• _Written request_: Copy out each line containing "projections" from the entries below.

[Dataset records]
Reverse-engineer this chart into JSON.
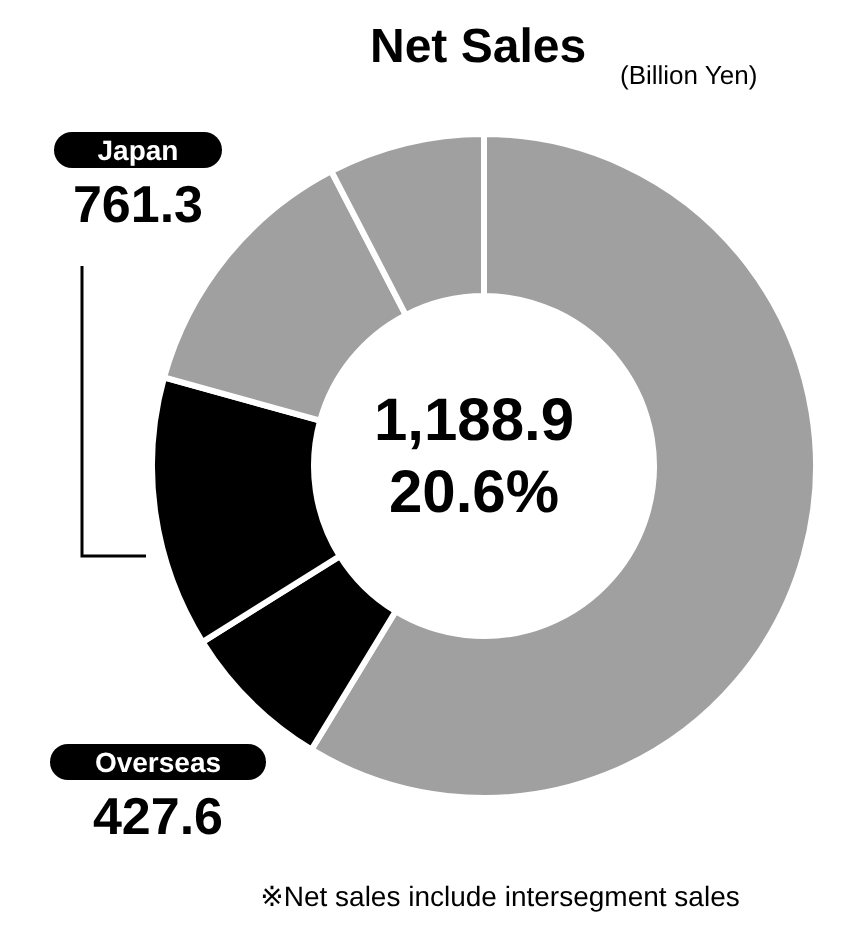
{
  "chart_data": {
    "type": "donut",
    "title": "Net Sales",
    "subtitle": "(Billion Yen)",
    "categories": [
      null,
      "Overseas",
      "Japan",
      null,
      null
    ],
    "values": [
      3388,
      427.6,
      761.3,
      756,
      439
    ],
    "colors": [
      "#a0a0a0",
      "#000000",
      "#000000",
      "#a0a0a0",
      "#a0a0a0"
    ],
    "value_labels": [
      null,
      "427.6",
      "761.3",
      null,
      null
    ],
    "annotations": [
      "1,188.9",
      "20.6%",
      "※Net sales include intersegment sales"
    ]
  }
}
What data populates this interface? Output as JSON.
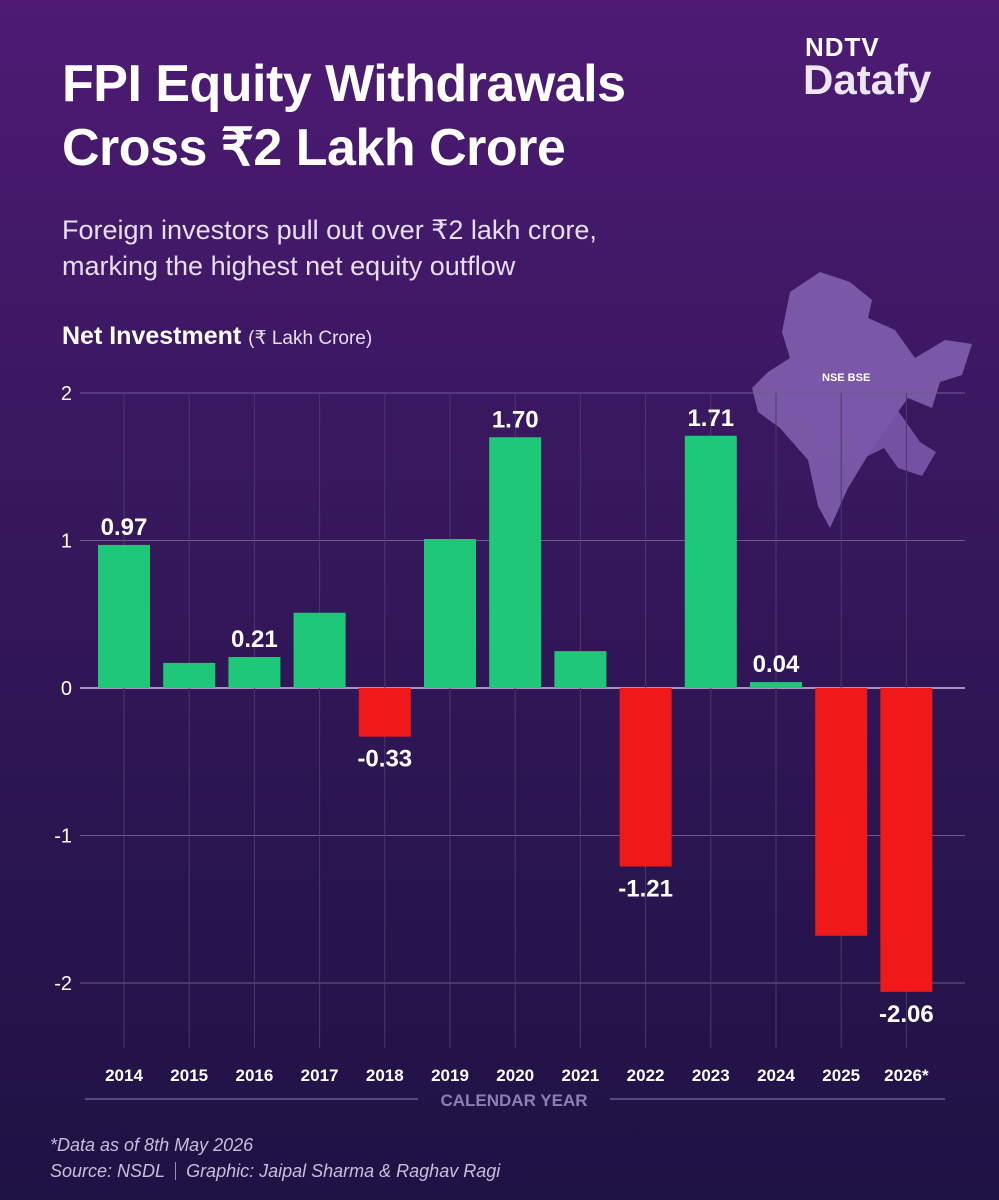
{
  "title_line1": "FPI Equity Withdrawals",
  "title_line2": "Cross ₹2 Lakh Crore",
  "subtitle_line1": "Foreign investors pull out over ₹2 lakh crore,",
  "subtitle_line2": "marking the highest net equity outflow",
  "brand": {
    "top": "NDTV",
    "bottom": "Datafy"
  },
  "map_label": "NSE BSE",
  "chart_data": {
    "type": "bar",
    "ylabel": "Net Investment",
    "ylabel_unit": "(₹ Lakh Crore)",
    "xlabel": "CALENDAR YEAR",
    "categories": [
      "2014",
      "2015",
      "2016",
      "2017",
      "2018",
      "2019",
      "2020",
      "2021",
      "2022",
      "2023",
      "2024",
      "2025",
      "2026*"
    ],
    "values": [
      0.97,
      0.17,
      0.21,
      0.51,
      -0.33,
      1.01,
      1.7,
      0.25,
      -1.21,
      1.71,
      0.04,
      -1.68,
      -2.06
    ],
    "data_labels": [
      "0.97",
      null,
      "0.21",
      null,
      "-0.33",
      null,
      "1.70",
      null,
      "-1.21",
      "1.71",
      "0.04",
      null,
      "-2.06"
    ],
    "ylim": [
      -2.4,
      2
    ],
    "yticks": [
      2,
      1,
      0,
      -1,
      -2
    ],
    "grid": true,
    "colors": {
      "positive": "#1fc878",
      "negative": "#f01818"
    }
  },
  "footnote": {
    "data_note": "*Data as of 8th May 2026",
    "source": "Source: NSDL",
    "credit": "Graphic: Jaipal Sharma & Raghav Ragi"
  }
}
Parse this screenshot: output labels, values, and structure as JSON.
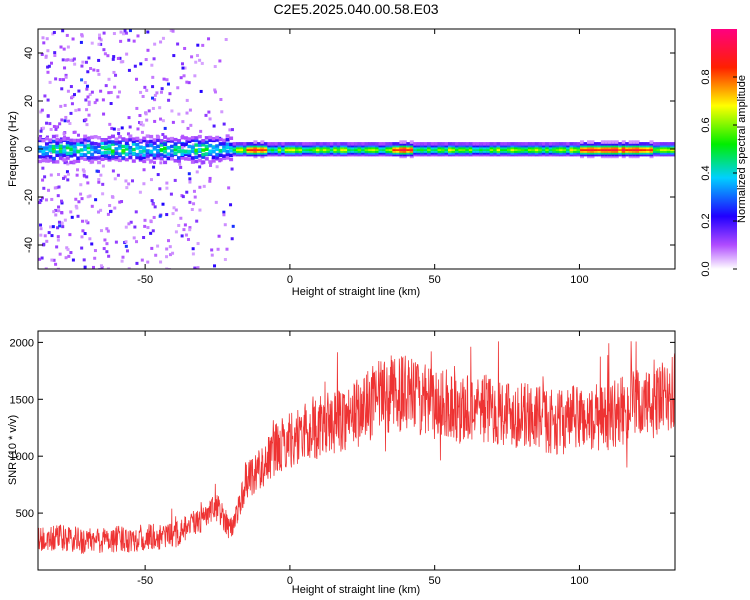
{
  "title": "C2E5.2025.040.00.58.E03",
  "colors": {
    "snr_line": "#ee3333",
    "background": "#ffffff",
    "axis": "#000000"
  },
  "chart_data": [
    {
      "type": "heatmap",
      "xlabel": "Height of straight line (km)",
      "ylabel": "Frequency (Hz)",
      "xlim": [
        -87,
        133
      ],
      "ylim": [
        -50,
        50
      ],
      "xticks": [
        "-50",
        "0",
        "50",
        "100"
      ],
      "yticks": [
        "-40",
        "-20",
        "0",
        "20",
        "40"
      ],
      "colorbar": {
        "label": "Normalized spectral amplitude",
        "range": [
          0.0,
          1.0
        ],
        "ticks": [
          "0.0",
          "0.2",
          "0.4",
          "0.6",
          "0.8"
        ],
        "colormap": "rainbow (white-violet-blue-cyan-green-yellow-red-magenta)"
      },
      "features": {
        "main_band_frequency_hz": 0,
        "main_band_half_width_hz": 3,
        "noisy_scatter_x_range": [
          -87,
          -20
        ],
        "high_amplitude_x_segments": [
          [
            -15,
            -8
          ],
          [
            35,
            42
          ],
          [
            100,
            125
          ]
        ]
      }
    },
    {
      "type": "line",
      "xlabel": "Height of straight line (km)",
      "ylabel": "SNR (10 * v/v)",
      "xlim": [
        -87,
        133
      ],
      "ylim": [
        0,
        2100
      ],
      "xticks": [
        "-50",
        "0",
        "50",
        "100"
      ],
      "yticks": [
        "500",
        "1000",
        "1500",
        "2000"
      ],
      "series": [
        {
          "x": [
            -87,
            -80,
            -70,
            -60,
            -50,
            -40,
            -30,
            -25,
            -20,
            -15,
            -10,
            -5,
            0,
            5,
            10,
            15,
            20,
            25,
            30,
            35,
            40,
            45,
            50,
            55,
            60,
            65,
            70,
            75,
            80,
            85,
            90,
            95,
            100,
            105,
            110,
            115,
            120,
            125,
            133
          ],
          "y": [
            250,
            280,
            250,
            270,
            280,
            300,
            450,
            550,
            350,
            800,
            900,
            1050,
            1150,
            1200,
            1250,
            1300,
            1350,
            1400,
            1500,
            1550,
            1550,
            1500,
            1450,
            1450,
            1400,
            1450,
            1400,
            1400,
            1350,
            1350,
            1300,
            1300,
            1350,
            1300,
            1350,
            1400,
            1450,
            1450,
            1550
          ]
        }
      ]
    }
  ]
}
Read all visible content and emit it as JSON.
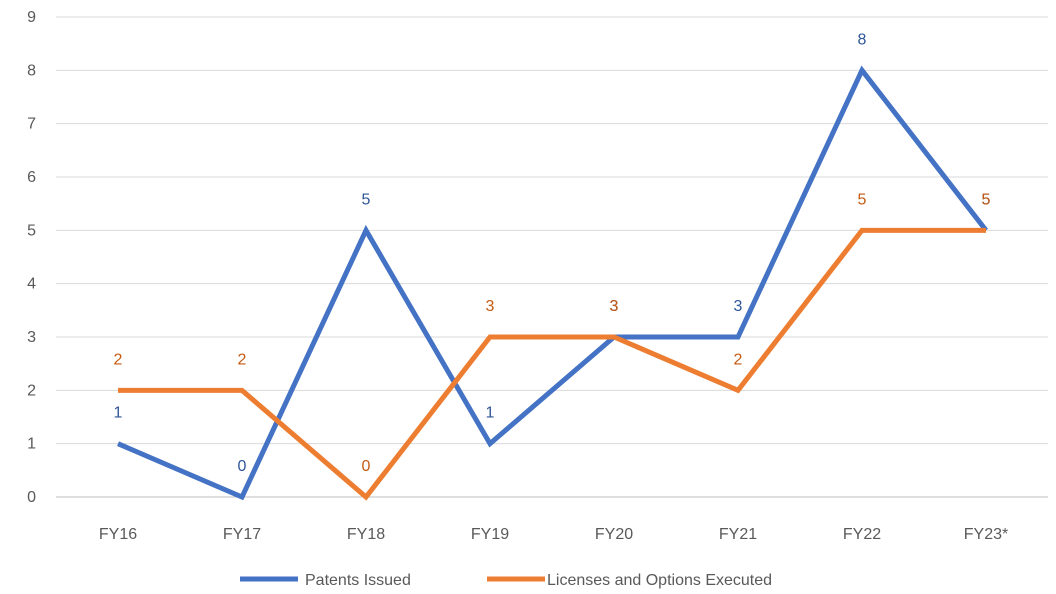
{
  "chart_data": {
    "type": "line",
    "categories": [
      "FY16",
      "FY17",
      "FY18",
      "FY19",
      "FY20",
      "FY21",
      "FY22",
      "FY23*"
    ],
    "series": [
      {
        "name": "Patents Issued",
        "values": [
          1,
          0,
          5,
          1,
          3,
          3,
          8,
          5
        ],
        "color": "#4472C4",
        "label_color": "#2F5597"
      },
      {
        "name": "Licenses and Options Executed",
        "values": [
          2,
          2,
          0,
          3,
          3,
          2,
          5,
          5
        ],
        "color": "#ED7D31",
        "label_color": "#C55A11"
      }
    ],
    "yticks": [
      "0",
      "1",
      "2",
      "3",
      "4",
      "5",
      "6",
      "7",
      "8",
      "9"
    ],
    "ylim": [
      0,
      9
    ],
    "grid": true,
    "legend_position": "bottom",
    "data_labels": true
  }
}
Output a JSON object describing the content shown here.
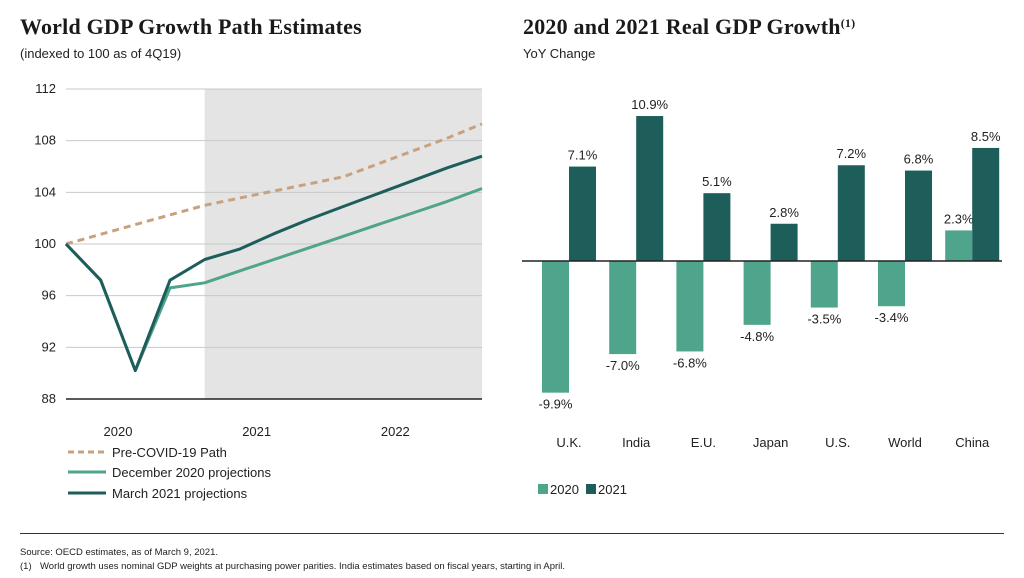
{
  "left": {
    "title": "World GDP Growth Path Estimates",
    "subtitle": "(indexed to 100 as of 4Q19)"
  },
  "right": {
    "title": "2020 and 2021 Real GDP Growth",
    "title_sup": "(1)",
    "subtitle": "YoY Change"
  },
  "footer": {
    "source": "Source: OECD estimates, as of March 9, 2021.",
    "note_num": "(1)",
    "note": "World growth uses nominal GDP weights at purchasing power parities. India estimates based on fiscal years, starting in April."
  },
  "colors": {
    "c2020": "#4fa48c",
    "c2021": "#1d5e5a",
    "precovid": "#c8a27e",
    "shade": "#e4e4e4"
  },
  "chart_data": [
    {
      "type": "line",
      "title": "World GDP Growth Path Estimates",
      "subtitle": "(indexed to 100 as of 4Q19)",
      "x": [
        0,
        1,
        2,
        3,
        4,
        5,
        6,
        7,
        8,
        9,
        10,
        11,
        12
      ],
      "x_tick_labels": [
        "2020",
        "2021",
        "2022"
      ],
      "ylim": [
        88,
        112
      ],
      "y_ticks": [
        88,
        92,
        96,
        100,
        104,
        108,
        112
      ],
      "shaded_from": 4,
      "series": [
        {
          "name": "Pre-COVID-19 Path",
          "style": "dashed",
          "values": [
            100,
            100.75,
            101.5,
            102.25,
            103.0,
            103.55,
            104.1,
            104.65,
            105.2,
            106.2,
            107.2,
            108.2,
            109.3
          ]
        },
        {
          "name": "December 2020 projections",
          "style": "solid",
          "values": [
            100,
            97.2,
            90.2,
            96.6,
            97.0,
            97.9,
            98.8,
            99.7,
            100.6,
            101.5,
            102.4,
            103.3,
            104.3
          ]
        },
        {
          "name": "March 2021 projections",
          "style": "solid",
          "values": [
            100,
            97.2,
            90.2,
            97.2,
            98.8,
            99.6,
            100.8,
            101.9,
            102.9,
            103.9,
            104.9,
            105.9,
            106.8
          ]
        }
      ],
      "legend": "bottom-left",
      "grid": true
    },
    {
      "type": "bar",
      "title": "2020 and 2021 Real GDP Growth",
      "subtitle": "YoY Change",
      "categories": [
        "U.K.",
        "India",
        "E.U.",
        "Japan",
        "U.S.",
        "World",
        "China"
      ],
      "series": [
        {
          "name": "2020",
          "values": [
            -9.9,
            -7.0,
            -6.8,
            -4.8,
            -3.5,
            -3.4,
            2.3
          ],
          "labels": [
            "-9.9%",
            "-7.0%",
            "-6.8%",
            "-4.8%",
            "-3.5%",
            "-3.4%",
            "2.3%"
          ]
        },
        {
          "name": "2021",
          "values": [
            7.1,
            10.9,
            5.1,
            2.8,
            7.2,
            6.8,
            8.5
          ],
          "labels": [
            "7.1%",
            "10.9%",
            "5.1%",
            "2.8%",
            "7.2%",
            "6.8%",
            "8.5%"
          ]
        }
      ],
      "legend": "bottom-left",
      "grid": false
    }
  ]
}
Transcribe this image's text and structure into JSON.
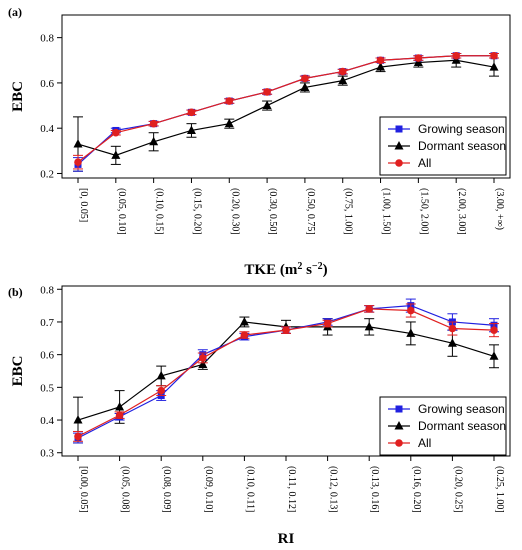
{
  "chart_data": [
    {
      "type": "line",
      "panel_label": "(a)",
      "ylabel": "EBC",
      "xlabel_main": "TKE (m",
      "xlabel_sup1": "2",
      "xlabel_mid": " s",
      "xlabel_sup2": "−2",
      "xlabel_end": ")",
      "ylim": [
        0.18,
        0.9
      ],
      "yticks": [
        "0.2",
        "0.4",
        "0.6",
        "0.8"
      ],
      "ytick_values": [
        0.2,
        0.4,
        0.6,
        0.8
      ],
      "categories": [
        "[0, 0.05]",
        "(0.05, 0.10]",
        "(0.10, 0.15]",
        "(0.15, 0.20]",
        "(0.20, 0.30]",
        "(0.30, 0.50]",
        "(0.50, 0.75]",
        "(0.75, 1.00]",
        "(1.00, 1.50]",
        "(1.50, 2.00]",
        "(2.00, 3.00]",
        "(3.00, +∞)"
      ],
      "legend_position": "bottom-right",
      "series": [
        {
          "name": "Growing season",
          "color": "#2020e0",
          "marker": "square",
          "values": [
            0.24,
            0.39,
            0.42,
            0.47,
            0.52,
            0.56,
            0.62,
            0.65,
            0.7,
            0.71,
            0.72,
            0.72
          ],
          "err": [
            0.03,
            0.01,
            0.01,
            0.01,
            0.01,
            0.01,
            0.01,
            0.01,
            0.01,
            0.01,
            0.01,
            0.01
          ]
        },
        {
          "name": "Dormant season",
          "color": "#000000",
          "marker": "triangle",
          "values": [
            0.33,
            0.28,
            0.34,
            0.39,
            0.42,
            0.5,
            0.58,
            0.61,
            0.67,
            0.69,
            0.7,
            0.67
          ],
          "err": [
            0.12,
            0.04,
            0.04,
            0.03,
            0.02,
            0.02,
            0.02,
            0.02,
            0.02,
            0.02,
            0.03,
            0.04
          ]
        },
        {
          "name": "All",
          "color": "#e02020",
          "marker": "circle",
          "values": [
            0.25,
            0.38,
            0.42,
            0.47,
            0.52,
            0.56,
            0.62,
            0.65,
            0.7,
            0.71,
            0.72,
            0.72
          ],
          "err": [
            0.03,
            0.01,
            0.01,
            0.01,
            0.01,
            0.01,
            0.01,
            0.01,
            0.01,
            0.01,
            0.01,
            0.01
          ]
        }
      ]
    },
    {
      "type": "line",
      "panel_label": "(b)",
      "ylabel": "EBC",
      "xlabel_main": "RI",
      "ylim": [
        0.29,
        0.81
      ],
      "yticks": [
        "0.3",
        "0.4",
        "0.5",
        "0.6",
        "0.7",
        "0.8"
      ],
      "ytick_values": [
        0.3,
        0.4,
        0.5,
        0.6,
        0.7,
        0.8
      ],
      "categories": [
        "[0.00, 0.05]",
        "(0.05, 0.08]",
        "(0.08, 0.09]",
        "(0.09, 0.10]",
        "(0.10, 0.11]",
        "(0.11, 0.12]",
        "(0.12, 0.13]",
        "(0.13, 0.16]",
        "(0.16, 0.20]",
        "(0.20, 0.25]",
        "(0.25, 1.00]"
      ],
      "legend_position": "bottom-right",
      "series": [
        {
          "name": "Growing season",
          "color": "#2020e0",
          "marker": "square",
          "values": [
            0.345,
            0.41,
            0.475,
            0.6,
            0.655,
            0.675,
            0.7,
            0.74,
            0.75,
            0.7,
            0.69
          ],
          "err": [
            0.015,
            0.01,
            0.015,
            0.015,
            0.01,
            0.01,
            0.01,
            0.01,
            0.02,
            0.025,
            0.02
          ]
        },
        {
          "name": "Dormant season",
          "color": "#000000",
          "marker": "triangle",
          "values": [
            0.4,
            0.44,
            0.535,
            0.57,
            0.7,
            0.685,
            0.685,
            0.685,
            0.665,
            0.635,
            0.595
          ],
          "err": [
            0.07,
            0.05,
            0.03,
            0.015,
            0.015,
            0.02,
            0.025,
            0.025,
            0.035,
            0.04,
            0.035
          ]
        },
        {
          "name": "All",
          "color": "#e02020",
          "marker": "circle",
          "values": [
            0.35,
            0.415,
            0.49,
            0.59,
            0.66,
            0.675,
            0.695,
            0.74,
            0.735,
            0.68,
            0.675
          ],
          "err": [
            0.015,
            0.01,
            0.015,
            0.015,
            0.01,
            0.01,
            0.01,
            0.01,
            0.02,
            0.02,
            0.02
          ]
        }
      ]
    }
  ]
}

• _Problem solution_:
          "name": "December 2020 projections",
          "name": "March 2021 projections",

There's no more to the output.